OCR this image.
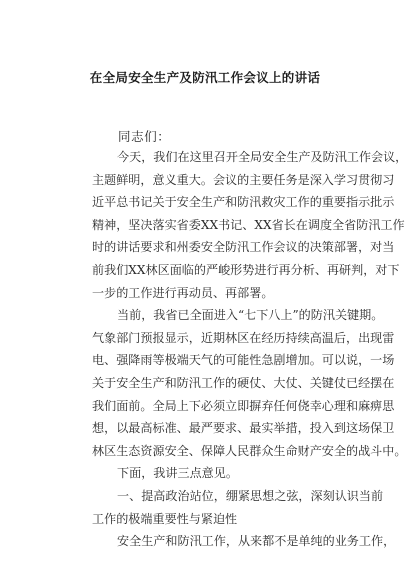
在全局安全生产及防汛工作会议上的讲话
同志们：
今天，我们在这里召开全局安全生产及防汛工作会议，
主题鲜明，意义重大。会议的主要任务是深入学习贯彻习
近平总书记关于安全生产和防汛救灾工作的重要指示批示
精神，坚决落实省委XX书记、XX省长在调度全省防汛工作
时的讲话要求和州委安全防汛工作会议的决策部署，对当
前我们XX林区面临的严峻形势进行再分析、再研判，对下
一步的工作进行再动员、再部署。
当前，我省已全面进入“七下八上”的防汛关键期。
气象部门预报显示，近期林区在经历持续高温后，出现雷
电、强降雨等极端天气的可能性急剧增加。可以说，一场
关于安全生产和防汛工作的硬仗、大仗、关键仗已经摆在
我们面前。全局上下必须立即摒弃任何侥幸心理和麻痹思
想，以最高标准、最严要求、最实举措，投入到这场保卫
林区生态资源安全、保障人民群众生命财产安全的战斗中。
下面，我讲三点意见。
一、提高政治站位，绷紧思想之弦，深刻认识当前
工作的极端重要性与紧迫性
安全生产和防汛工作，从来都不是单纯的业务工作，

# Task directions
All of the material above should be reproduced exactly, except the pictures.

# The output
OCR this image.
在全局安全生产及防汛工作会议上的讲话
同志们：
今天，我们在这里召开全局安全生产及防汛工作会议，
主题鲜明，意义重大。会议的主要任务是深入学习贯彻习
近平总书记关于安全生产和防汛救灾工作的重要指示批示
精神，坚决落实省委XX书记、XX省长在调度全省防汛工作
时的讲话要求和州委安全防汛工作会议的决策部署，对当
前我们XX林区面临的严峻形势进行再分析、再研判，对下
一步的工作进行再动员、再部署。
当前，我省已全面进入“七下八上”的防汛关键期。
气象部门预报显示，近期林区在经历持续高温后，出现雷
电、强降雨等极端天气的可能性急剧增加。可以说，一场
关于安全生产和防汛工作的硬仗、大仗、关键仗已经摆在
我们面前。全局上下必须立即摒弃任何侥幸心理和麻痹思
想，以最高标准、最严要求、最实举措，投入到这场保卫
林区生态资源安全、保障人民群众生命财产安全的战斗中。
下面，我讲三点意见。
一、提高政治站位，绷紧思想之弦，深刻认识当前
工作的极端重要性与紧迫性
安全生产和防汛工作，从来都不是单纯的业务工作，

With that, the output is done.